--- START Records for the exercise ---

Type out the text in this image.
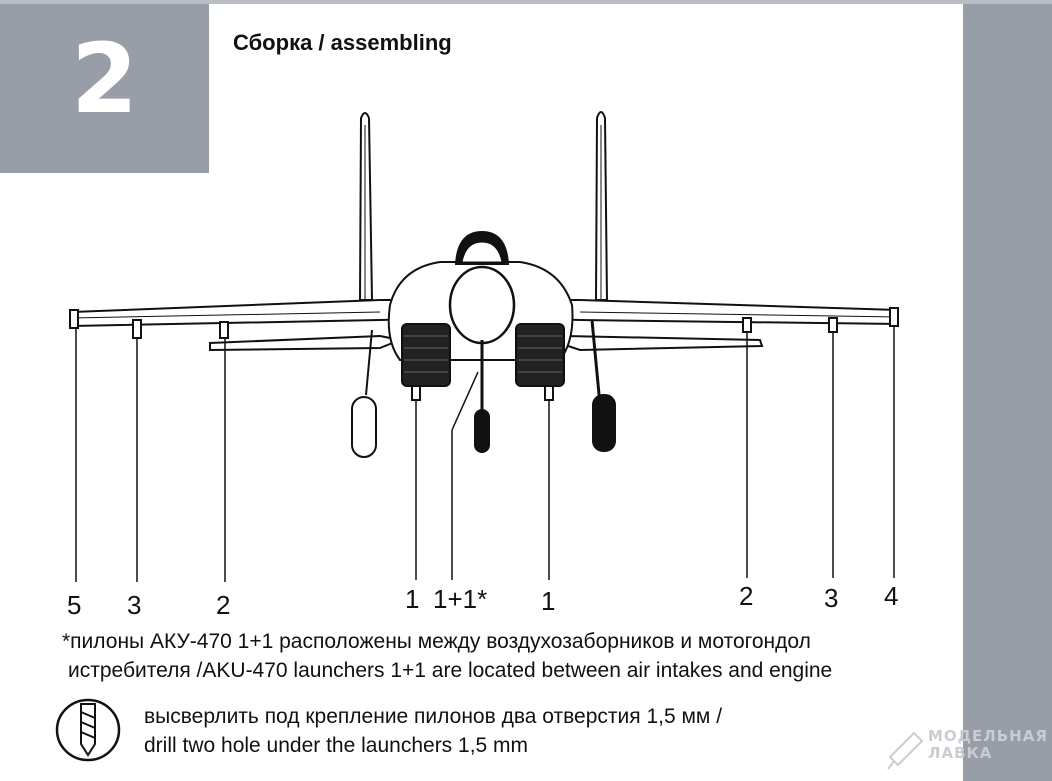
2	Сборка / assembling
5 3	2	1 1+1* 1	2	3 4
*пилоны АКУ-470 1+1 расположены между воздухозаборников и мотогондол
истребителя /AKU-470 launchers 1+1 are located between air intakes and engine
высверлить под крепление пилонов два отверстия 1,5 мм /
drill two hole under the launchers 1,5 mm	МОДЕЛЬНАЯ
ЛАВКА
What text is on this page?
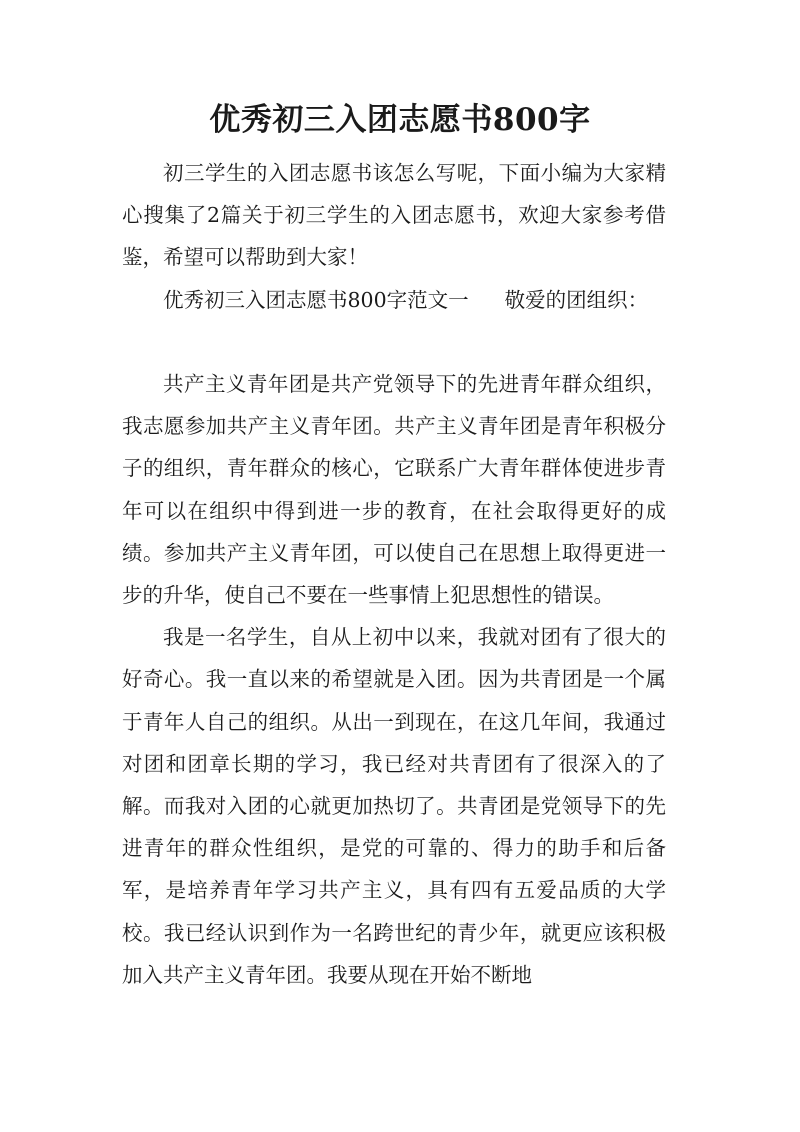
优秀初三入团志愿书800字

初三学生的入团志愿书该怎么写呢，下面小编为大家精心搜集了2篇关于初三学生的入团志愿书，欢迎大家参考借鉴，希望可以帮助到大家！

优秀初三入团志愿书800字范文一 敬爱的团组织：

共产主义青年团是共产党领导下的先进青年群众组织，我志愿参加共产主义青年团。共产主义青年团是青年积极分子的组织，青年群众的核心，它联系广大青年群体使进步青年可以在组织中得到进一步的教育，在社会取得更好的成绩。参加共产主义青年团，可以使自己在思想上取得更进一步的升华，使自己不要在一些事情上犯思想性的错误。

我是一名学生，自从上初中以来，我就对团有了很大的好奇心。我一直以来的希望就是入团。因为共青团是一个属于青年人自己的组织。从出一到现在，在这几年间，我通过对团和团章长期的学习，我已经对共青团有了很深入的了解。而我对入团的心就更加热切了。共青团是党领导下的先进青年的群众性组织，是党的可靠的、得力的助手和后备军，是培养青年学习共产主义，具有四有五爱品质的大学校。我已经认识到作为一名跨世纪的青少年，就更应该积极加入共产主义青年团。我要从现在开始不断地
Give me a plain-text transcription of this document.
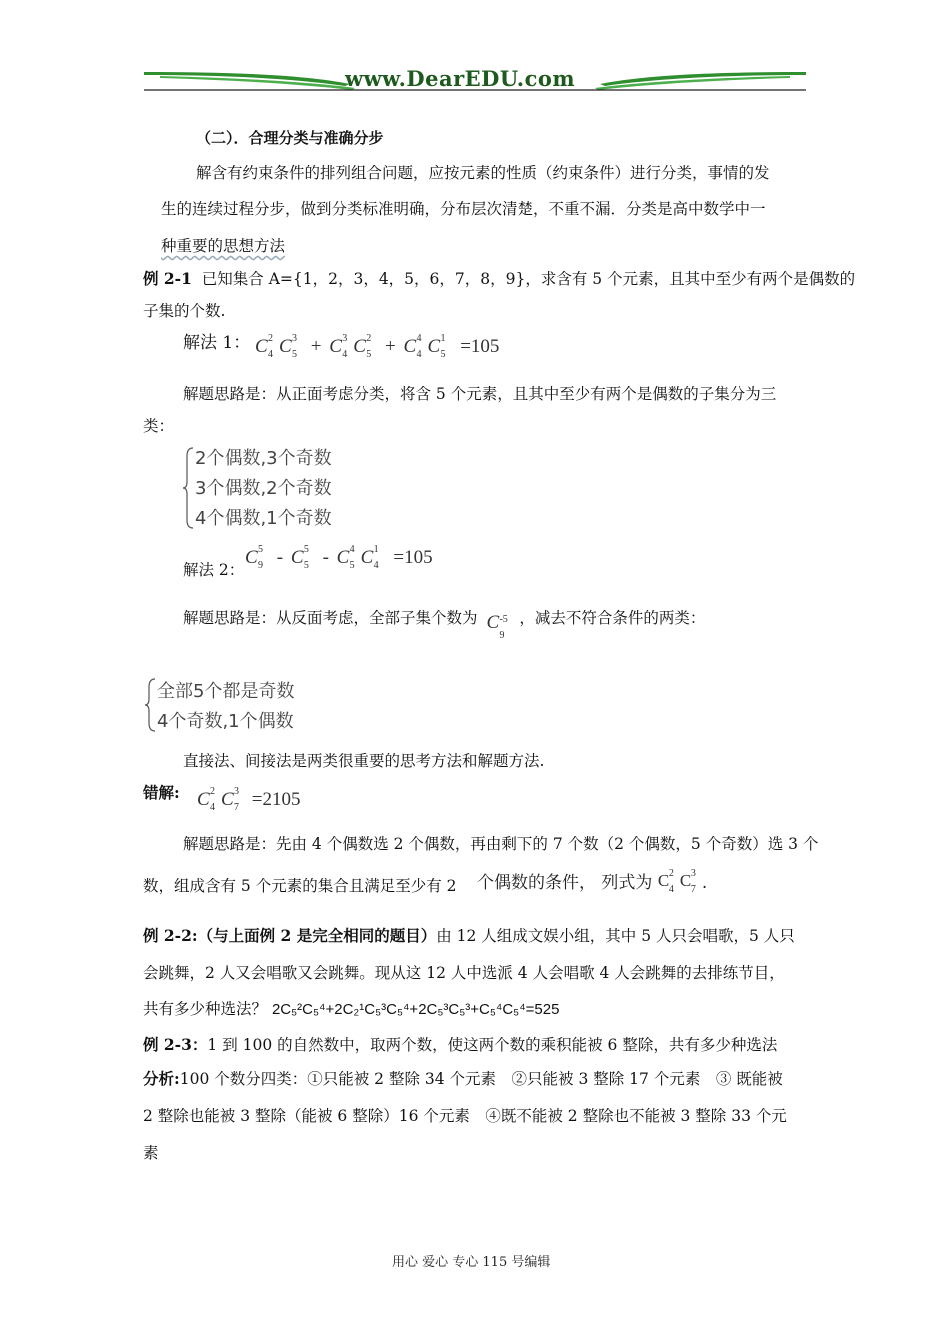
www.DearEDU.com
（二）．合理分类与准确分步
解含有约束条件的排列组合问题，应按元素的性质（约束条件）进行分类，事情的发
生的连续过程分步，做到分类标准明确，分布层次清楚，不重不漏．分类是高中数学中一
种重要的思想方法
例 2-1 已知集合 A={1，2，3，4，5，6，7，8，9}，求含有 5 个元素，且其中至少有两个是偶数的
子集的个数.
解法 1： C 2
4 C 3
5 + C 3
4 C 2
5 + C 4
4 C 1
5 =105
解题思路是：从正面考虑分类，将含 5 个元素，且其中至少有两个是偶数的子集分为三
类：
2个偶数,3个奇数
3个偶数,2个奇数
4个偶数,1个奇数
解法 2：
C 5
9 - C 5
5 - C 4
5 C 1
4 =105
解题思路是：从反面考虑，全部子集个数为 C -5
9
，减去不符合条件的两类：
全部5个都是奇数
4个奇数,1个偶数
直接法、间接法是两类很重要的思考方法和解题方法.
错解: C 2
4 C 3
7 =2105
解题思路是：先由 4 个偶数选 2 个偶数，再由剩下的 7 个数（2 个偶数，5 个奇数）选 3 个
数，组成含有 5 个元素的集合且满足至少有 2 个偶数的条件， 列式为 C 2
4 C 3
7 .
例 2-2:（与上面例 2 是完全相同的题目）由 12 人组成文娱小组，其中 5 人只会唱歌，5 人只
会跳舞，2 人又会唱歌又会跳舞。现从这 12 人中选派 4 人会唱歌 4 人会跳舞的去排练节目，
共有多少种选法？ 2C₅²C₅⁴+2C₂¹C₅³C₅⁴+2C₅³C₅³+C₅⁴C₅⁴=525
例 2-3：1 到 100 的自然数中，取两个数，使这两个数的乘积能被 6 整除，共有多少种选法
分析:100 个数分四类：①只能被 2 整除 34 个元素　②只能被 3 整除 17 个元素　③ 既能被
2 整除也能被 3 整除（能被 6 整除）16 个元素　④既不能被 2 整除也不能被 3 整除 33 个元
素
用心 爱心 专心 115 号编辑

--- END Records for the exercise ---

What the exercise asks. Print the full listing exactly, dropping the pictures.

Full output.
Type out the text in this image.
2	Сборка / assembling
5 3	2	1 1+1* 1	2	3 4
*пилоны АКУ-470 1+1 расположены между воздухозаборников и мотогондол
истребителя /AKU-470 launchers 1+1 are located between air intakes and engine
высверлить под крепление пилонов два отверстия 1,5 мм /
drill two hole under the launchers 1,5 mm	МОДЕЛЬНАЯ
ЛАВКА
What text is on this page?
优秀初三入团志愿书800字

初三学生的入团志愿书该怎么写呢，下面小编为大家精心搜集了2篇关于初三学生的入团志愿书，欢迎大家参考借鉴，希望可以帮助到大家！

优秀初三入团志愿书800字范文一 敬爱的团组织：

共产主义青年团是共产党领导下的先进青年群众组织，我志愿参加共产主义青年团。共产主义青年团是青年积极分子的组织，青年群众的核心，它联系广大青年群体使进步青年可以在组织中得到进一步的教育，在社会取得更好的成绩。参加共产主义青年团，可以使自己在思想上取得更进一步的升华，使自己不要在一些事情上犯思想性的错误。

我是一名学生，自从上初中以来，我就对团有了很大的好奇心。我一直以来的希望就是入团。因为共青团是一个属于青年人自己的组织。从出一到现在，在这几年间，我通过对团和团章长期的学习，我已经对共青团有了很深入的了解。而我对入团的心就更加热切了。共青团是党领导下的先进青年的群众性组织，是党的可靠的、得力的助手和后备军，是培养青年学习共产主义，具有四有五爱品质的大学校。我已经认识到作为一名跨世纪的青少年，就更应该积极加入共产主义青年团。我要从现在开始不断地
Give me a plain-text transcription of this document.
www.DearEDU.com
（二）．合理分类与准确分步
解含有约束条件的排列组合问题，应按元素的性质（约束条件）进行分类，事情的发
生的连续过程分步，做到分类标准明确，分布层次清楚，不重不漏．分类是高中数学中一
种重要的思想方法
例 2-1 已知集合 A={1，2，3，4，5，6，7，8，9}，求含有 5 个元素，且其中至少有两个是偶数的
子集的个数.
解法 1： C 2
4 C 3
5 + C 3
4 C 2
5 + C 4
4 C 1
5 =105
解题思路是：从正面考虑分类，将含 5 个元素，且其中至少有两个是偶数的子集分为三
类：
2个偶数,3个奇数
3个偶数,2个奇数
4个偶数,1个奇数
解法 2：
C 5
9 - C 5
5 - C 4
5 C 1
4 =105
解题思路是：从反面考虑，全部子集个数为 C -5
9
，减去不符合条件的两类：
全部5个都是奇数
4个奇数,1个偶数
直接法、间接法是两类很重要的思考方法和解题方法.
错解: C 2
4 C 3
7 =2105
解题思路是：先由 4 个偶数选 2 个偶数，再由剩下的 7 个数（2 个偶数，5 个奇数）选 3 个
数，组成含有 5 个元素的集合且满足至少有 2 个偶数的条件， 列式为 C 2
4 C 3
7 .
例 2-2:（与上面例 2 是完全相同的题目）由 12 人组成文娱小组，其中 5 人只会唱歌，5 人只
会跳舞，2 人又会唱歌又会跳舞。现从这 12 人中选派 4 人会唱歌 4 人会跳舞的去排练节目，
共有多少种选法？ 2C₅²C₅⁴+2C₂¹C₅³C₅⁴+2C₅³C₅³+C₅⁴C₅⁴=525
例 2-3：1 到 100 的自然数中，取两个数，使这两个数的乘积能被 6 整除，共有多少种选法
分析:100 个数分四类：①只能被 2 整除 34 个元素　②只能被 3 整除 17 个元素　③ 既能被
2 整除也能被 3 整除（能被 6 整除）16 个元素　④既不能被 2 整除也不能被 3 整除 33 个元
素
用心 爱心 专心 115 号编辑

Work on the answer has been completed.